▶ [Your instructions] Among the entries that follow, tally the lines with the string "부산백병원". Give no more than the number.

▶ [Stored rows]
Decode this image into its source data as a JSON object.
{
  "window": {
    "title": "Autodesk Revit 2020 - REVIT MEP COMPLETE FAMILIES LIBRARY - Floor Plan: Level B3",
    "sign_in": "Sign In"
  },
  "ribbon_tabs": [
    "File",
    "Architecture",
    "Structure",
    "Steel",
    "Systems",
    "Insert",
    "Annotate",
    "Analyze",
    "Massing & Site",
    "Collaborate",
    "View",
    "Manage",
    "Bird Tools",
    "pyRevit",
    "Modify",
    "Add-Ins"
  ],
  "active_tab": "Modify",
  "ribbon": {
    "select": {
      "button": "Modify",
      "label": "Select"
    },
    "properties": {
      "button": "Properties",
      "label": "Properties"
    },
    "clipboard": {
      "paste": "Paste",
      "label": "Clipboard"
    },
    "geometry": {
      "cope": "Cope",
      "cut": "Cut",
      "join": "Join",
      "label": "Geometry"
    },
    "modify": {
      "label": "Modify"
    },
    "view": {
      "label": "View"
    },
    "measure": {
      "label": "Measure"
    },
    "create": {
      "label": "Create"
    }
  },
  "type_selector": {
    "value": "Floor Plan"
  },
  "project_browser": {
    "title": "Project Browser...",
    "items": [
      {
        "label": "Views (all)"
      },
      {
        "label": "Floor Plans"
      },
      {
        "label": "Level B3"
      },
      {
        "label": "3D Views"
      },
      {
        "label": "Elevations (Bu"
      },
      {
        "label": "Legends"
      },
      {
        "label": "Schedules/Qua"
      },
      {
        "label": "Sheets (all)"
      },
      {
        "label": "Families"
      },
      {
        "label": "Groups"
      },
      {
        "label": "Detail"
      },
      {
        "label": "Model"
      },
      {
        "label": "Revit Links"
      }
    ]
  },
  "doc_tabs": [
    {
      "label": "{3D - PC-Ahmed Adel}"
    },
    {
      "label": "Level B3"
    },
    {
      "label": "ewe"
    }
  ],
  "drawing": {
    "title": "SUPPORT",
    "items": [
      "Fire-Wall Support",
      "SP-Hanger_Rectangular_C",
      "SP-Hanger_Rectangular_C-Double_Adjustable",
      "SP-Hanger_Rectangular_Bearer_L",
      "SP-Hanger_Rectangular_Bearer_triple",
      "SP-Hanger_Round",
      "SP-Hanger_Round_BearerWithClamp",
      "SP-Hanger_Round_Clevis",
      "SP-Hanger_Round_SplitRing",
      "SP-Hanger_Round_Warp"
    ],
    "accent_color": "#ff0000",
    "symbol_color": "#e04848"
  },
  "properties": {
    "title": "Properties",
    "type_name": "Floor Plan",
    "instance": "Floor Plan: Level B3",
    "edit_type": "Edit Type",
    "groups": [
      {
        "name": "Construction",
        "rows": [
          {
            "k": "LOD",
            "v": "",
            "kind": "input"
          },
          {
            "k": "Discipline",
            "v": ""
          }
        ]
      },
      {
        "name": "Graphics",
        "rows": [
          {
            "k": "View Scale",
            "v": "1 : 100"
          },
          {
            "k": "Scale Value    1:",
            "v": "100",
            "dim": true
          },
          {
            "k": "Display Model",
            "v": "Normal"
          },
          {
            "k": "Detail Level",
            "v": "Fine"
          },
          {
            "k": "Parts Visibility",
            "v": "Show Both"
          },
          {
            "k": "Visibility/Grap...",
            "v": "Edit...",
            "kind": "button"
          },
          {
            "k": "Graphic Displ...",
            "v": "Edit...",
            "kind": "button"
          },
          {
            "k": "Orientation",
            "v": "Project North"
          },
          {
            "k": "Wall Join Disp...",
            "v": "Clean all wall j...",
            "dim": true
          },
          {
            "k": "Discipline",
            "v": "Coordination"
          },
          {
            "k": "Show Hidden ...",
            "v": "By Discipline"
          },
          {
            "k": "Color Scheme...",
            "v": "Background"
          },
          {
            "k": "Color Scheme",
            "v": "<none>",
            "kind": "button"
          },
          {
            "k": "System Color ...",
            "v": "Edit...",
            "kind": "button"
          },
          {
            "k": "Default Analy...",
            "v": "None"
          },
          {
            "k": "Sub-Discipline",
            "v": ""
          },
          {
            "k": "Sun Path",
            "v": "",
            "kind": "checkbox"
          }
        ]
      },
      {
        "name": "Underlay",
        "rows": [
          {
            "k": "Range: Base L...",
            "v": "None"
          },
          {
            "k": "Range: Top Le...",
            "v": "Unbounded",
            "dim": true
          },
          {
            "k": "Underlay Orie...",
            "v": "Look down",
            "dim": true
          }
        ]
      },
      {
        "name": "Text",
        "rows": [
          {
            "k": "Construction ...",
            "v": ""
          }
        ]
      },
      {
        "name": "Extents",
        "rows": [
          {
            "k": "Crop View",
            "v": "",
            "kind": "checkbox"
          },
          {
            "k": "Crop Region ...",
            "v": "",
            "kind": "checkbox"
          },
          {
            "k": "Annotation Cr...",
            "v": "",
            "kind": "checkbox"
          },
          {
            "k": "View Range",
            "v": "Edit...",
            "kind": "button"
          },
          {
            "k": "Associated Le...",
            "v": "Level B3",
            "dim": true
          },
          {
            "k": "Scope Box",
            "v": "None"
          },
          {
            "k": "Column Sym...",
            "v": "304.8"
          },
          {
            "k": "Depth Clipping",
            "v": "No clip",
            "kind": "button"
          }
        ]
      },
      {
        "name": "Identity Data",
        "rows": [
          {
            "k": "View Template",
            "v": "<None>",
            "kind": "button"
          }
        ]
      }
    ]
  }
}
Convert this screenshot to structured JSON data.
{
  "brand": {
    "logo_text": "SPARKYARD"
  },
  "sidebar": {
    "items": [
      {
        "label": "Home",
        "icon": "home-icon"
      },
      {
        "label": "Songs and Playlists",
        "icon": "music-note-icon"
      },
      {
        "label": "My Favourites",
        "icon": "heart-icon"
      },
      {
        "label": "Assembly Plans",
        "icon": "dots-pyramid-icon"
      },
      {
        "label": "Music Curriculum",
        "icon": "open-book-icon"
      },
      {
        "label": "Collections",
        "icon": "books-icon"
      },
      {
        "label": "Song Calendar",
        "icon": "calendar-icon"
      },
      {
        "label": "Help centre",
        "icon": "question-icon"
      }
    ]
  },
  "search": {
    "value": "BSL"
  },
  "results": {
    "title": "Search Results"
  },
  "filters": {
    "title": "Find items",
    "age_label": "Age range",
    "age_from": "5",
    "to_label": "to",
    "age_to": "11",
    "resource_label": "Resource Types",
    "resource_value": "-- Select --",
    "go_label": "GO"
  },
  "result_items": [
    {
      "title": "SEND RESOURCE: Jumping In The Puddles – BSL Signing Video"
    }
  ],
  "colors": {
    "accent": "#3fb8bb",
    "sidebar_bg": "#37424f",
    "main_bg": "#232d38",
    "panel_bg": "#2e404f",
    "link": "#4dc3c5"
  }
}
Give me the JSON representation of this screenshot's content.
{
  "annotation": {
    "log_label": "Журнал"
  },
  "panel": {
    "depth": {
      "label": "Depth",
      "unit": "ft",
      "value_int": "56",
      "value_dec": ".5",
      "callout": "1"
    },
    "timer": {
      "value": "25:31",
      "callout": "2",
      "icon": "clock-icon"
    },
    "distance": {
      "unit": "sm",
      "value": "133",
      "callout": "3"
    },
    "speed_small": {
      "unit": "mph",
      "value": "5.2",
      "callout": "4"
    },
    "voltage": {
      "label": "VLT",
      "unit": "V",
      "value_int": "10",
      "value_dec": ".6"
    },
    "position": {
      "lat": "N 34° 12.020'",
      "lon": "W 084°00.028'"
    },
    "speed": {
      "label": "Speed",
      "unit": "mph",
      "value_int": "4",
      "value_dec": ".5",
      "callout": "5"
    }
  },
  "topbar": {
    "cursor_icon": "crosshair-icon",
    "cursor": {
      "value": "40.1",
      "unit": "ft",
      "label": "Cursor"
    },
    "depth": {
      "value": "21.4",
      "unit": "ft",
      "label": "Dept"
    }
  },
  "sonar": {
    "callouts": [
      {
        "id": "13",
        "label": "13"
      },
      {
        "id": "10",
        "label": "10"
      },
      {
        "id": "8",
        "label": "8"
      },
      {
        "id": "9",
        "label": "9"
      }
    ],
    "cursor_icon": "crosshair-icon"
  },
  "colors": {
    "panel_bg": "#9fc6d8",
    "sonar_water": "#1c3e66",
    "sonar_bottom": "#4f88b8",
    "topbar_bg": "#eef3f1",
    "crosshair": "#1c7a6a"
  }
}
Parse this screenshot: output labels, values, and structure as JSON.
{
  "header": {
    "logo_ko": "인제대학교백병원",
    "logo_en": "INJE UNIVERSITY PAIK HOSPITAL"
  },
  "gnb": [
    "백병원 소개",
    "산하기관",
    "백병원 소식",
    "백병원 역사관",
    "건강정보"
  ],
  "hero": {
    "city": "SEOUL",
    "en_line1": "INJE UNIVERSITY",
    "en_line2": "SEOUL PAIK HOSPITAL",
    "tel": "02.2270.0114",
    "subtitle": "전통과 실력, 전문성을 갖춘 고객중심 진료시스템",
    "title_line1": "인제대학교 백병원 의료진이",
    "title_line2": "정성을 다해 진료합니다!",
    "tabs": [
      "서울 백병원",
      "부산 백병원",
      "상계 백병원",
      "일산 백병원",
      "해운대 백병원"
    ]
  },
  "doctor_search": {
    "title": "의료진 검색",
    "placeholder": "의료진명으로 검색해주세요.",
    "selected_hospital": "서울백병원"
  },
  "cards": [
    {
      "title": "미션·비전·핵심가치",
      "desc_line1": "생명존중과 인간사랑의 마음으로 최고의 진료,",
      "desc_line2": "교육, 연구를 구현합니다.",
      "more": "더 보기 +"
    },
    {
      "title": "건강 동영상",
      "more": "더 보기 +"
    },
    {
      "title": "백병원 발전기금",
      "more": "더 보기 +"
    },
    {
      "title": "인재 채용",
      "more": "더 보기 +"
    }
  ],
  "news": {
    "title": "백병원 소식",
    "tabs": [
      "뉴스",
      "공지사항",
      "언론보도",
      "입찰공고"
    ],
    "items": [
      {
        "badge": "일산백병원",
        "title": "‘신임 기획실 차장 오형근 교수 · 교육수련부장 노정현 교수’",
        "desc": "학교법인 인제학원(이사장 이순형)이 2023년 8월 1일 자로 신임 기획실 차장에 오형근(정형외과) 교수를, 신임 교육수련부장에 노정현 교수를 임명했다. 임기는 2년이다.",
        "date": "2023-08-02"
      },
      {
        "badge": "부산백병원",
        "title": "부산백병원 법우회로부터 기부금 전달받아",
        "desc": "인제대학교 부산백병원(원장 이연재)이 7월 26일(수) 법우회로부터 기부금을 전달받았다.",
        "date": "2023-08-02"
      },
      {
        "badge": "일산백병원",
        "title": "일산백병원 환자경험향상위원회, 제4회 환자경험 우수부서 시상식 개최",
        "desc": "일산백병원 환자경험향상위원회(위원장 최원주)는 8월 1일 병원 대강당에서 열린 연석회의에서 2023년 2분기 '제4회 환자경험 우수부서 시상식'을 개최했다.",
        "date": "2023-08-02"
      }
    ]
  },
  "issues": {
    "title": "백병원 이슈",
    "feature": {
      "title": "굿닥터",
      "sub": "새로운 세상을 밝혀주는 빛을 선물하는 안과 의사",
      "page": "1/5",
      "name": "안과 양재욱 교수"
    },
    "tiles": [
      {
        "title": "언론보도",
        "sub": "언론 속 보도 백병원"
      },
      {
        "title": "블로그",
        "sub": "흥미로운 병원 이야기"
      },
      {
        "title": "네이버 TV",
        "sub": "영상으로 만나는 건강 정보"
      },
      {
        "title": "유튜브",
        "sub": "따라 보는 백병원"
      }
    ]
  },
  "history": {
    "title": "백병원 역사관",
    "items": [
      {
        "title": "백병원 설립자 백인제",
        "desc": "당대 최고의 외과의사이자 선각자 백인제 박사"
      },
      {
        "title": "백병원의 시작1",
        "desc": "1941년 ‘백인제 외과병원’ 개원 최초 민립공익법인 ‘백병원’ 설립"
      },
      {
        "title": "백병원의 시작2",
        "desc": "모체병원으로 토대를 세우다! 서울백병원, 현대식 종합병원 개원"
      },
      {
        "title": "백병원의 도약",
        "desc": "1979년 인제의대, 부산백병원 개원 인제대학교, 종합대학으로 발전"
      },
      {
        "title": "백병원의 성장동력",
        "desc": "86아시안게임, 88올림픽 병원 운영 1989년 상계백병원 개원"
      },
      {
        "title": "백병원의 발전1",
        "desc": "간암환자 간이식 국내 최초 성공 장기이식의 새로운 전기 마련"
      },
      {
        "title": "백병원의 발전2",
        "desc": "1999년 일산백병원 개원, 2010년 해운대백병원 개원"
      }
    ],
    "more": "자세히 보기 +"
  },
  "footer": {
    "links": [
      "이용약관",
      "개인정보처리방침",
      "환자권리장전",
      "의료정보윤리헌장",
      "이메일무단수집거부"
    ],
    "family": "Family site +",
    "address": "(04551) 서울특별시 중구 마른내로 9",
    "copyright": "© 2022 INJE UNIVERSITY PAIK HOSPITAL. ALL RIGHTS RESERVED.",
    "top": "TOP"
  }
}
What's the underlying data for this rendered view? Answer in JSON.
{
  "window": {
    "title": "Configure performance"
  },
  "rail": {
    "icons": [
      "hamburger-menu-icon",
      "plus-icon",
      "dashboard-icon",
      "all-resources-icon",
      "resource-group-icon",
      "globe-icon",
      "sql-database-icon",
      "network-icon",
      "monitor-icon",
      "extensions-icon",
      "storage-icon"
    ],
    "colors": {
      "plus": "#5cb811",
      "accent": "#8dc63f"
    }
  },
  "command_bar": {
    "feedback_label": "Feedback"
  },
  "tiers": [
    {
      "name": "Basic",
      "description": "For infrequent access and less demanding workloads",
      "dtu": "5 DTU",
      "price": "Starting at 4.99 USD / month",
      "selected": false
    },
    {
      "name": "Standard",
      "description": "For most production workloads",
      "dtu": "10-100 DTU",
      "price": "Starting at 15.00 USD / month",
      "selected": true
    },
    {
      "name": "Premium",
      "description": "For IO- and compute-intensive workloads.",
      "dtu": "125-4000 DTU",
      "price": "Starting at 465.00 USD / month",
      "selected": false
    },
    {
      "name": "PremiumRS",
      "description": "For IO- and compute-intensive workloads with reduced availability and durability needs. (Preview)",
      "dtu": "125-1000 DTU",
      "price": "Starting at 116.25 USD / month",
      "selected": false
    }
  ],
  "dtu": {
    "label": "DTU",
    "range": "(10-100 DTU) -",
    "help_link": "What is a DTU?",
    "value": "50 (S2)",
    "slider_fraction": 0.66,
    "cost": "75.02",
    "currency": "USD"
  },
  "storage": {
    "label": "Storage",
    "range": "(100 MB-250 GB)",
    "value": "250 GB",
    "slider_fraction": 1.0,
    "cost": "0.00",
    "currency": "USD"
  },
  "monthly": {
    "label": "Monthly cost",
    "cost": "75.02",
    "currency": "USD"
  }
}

▶ [Task output] 4